- _Records from a dataset_:
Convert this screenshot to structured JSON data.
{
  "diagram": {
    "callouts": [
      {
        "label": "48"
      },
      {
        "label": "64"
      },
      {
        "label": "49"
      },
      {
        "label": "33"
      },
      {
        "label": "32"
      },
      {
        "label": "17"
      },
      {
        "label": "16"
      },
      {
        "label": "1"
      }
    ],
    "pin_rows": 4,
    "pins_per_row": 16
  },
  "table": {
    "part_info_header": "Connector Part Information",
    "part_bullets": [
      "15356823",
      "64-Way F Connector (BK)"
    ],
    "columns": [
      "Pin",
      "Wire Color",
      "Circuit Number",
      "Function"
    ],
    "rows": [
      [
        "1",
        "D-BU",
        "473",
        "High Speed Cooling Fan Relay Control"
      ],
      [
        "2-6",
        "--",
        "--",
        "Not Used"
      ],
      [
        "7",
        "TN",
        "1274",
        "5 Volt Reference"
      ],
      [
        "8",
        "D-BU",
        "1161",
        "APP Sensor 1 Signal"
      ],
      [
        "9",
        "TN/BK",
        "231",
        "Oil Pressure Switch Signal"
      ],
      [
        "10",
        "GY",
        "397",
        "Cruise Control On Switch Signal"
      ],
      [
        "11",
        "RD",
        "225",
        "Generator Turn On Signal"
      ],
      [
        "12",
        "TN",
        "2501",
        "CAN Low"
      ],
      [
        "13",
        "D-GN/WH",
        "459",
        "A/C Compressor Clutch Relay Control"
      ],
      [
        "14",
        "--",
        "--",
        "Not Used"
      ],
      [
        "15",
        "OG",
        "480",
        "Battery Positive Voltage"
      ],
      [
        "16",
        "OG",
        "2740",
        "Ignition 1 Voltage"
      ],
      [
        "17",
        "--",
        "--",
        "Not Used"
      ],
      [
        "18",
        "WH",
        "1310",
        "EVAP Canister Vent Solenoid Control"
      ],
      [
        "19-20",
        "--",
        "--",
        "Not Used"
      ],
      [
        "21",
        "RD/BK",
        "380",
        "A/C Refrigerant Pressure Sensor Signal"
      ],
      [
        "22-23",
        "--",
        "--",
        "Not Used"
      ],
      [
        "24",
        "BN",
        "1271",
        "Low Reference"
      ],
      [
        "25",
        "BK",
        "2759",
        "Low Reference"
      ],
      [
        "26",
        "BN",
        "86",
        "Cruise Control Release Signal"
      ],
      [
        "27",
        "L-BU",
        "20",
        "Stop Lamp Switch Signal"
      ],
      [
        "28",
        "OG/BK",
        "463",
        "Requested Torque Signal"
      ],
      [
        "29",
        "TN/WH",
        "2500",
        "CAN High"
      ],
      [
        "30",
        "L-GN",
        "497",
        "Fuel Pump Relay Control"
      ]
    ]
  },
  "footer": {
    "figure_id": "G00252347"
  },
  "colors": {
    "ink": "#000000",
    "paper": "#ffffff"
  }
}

- _TASK DETAILS_:
Find each line holding "Relay". Copy it out.

- _THE RESPONSE_:
        "High Speed Cooling Fan Relay Control"
        "A/C Compressor Clutch Relay Control"
        "Fuel Pump Relay Control"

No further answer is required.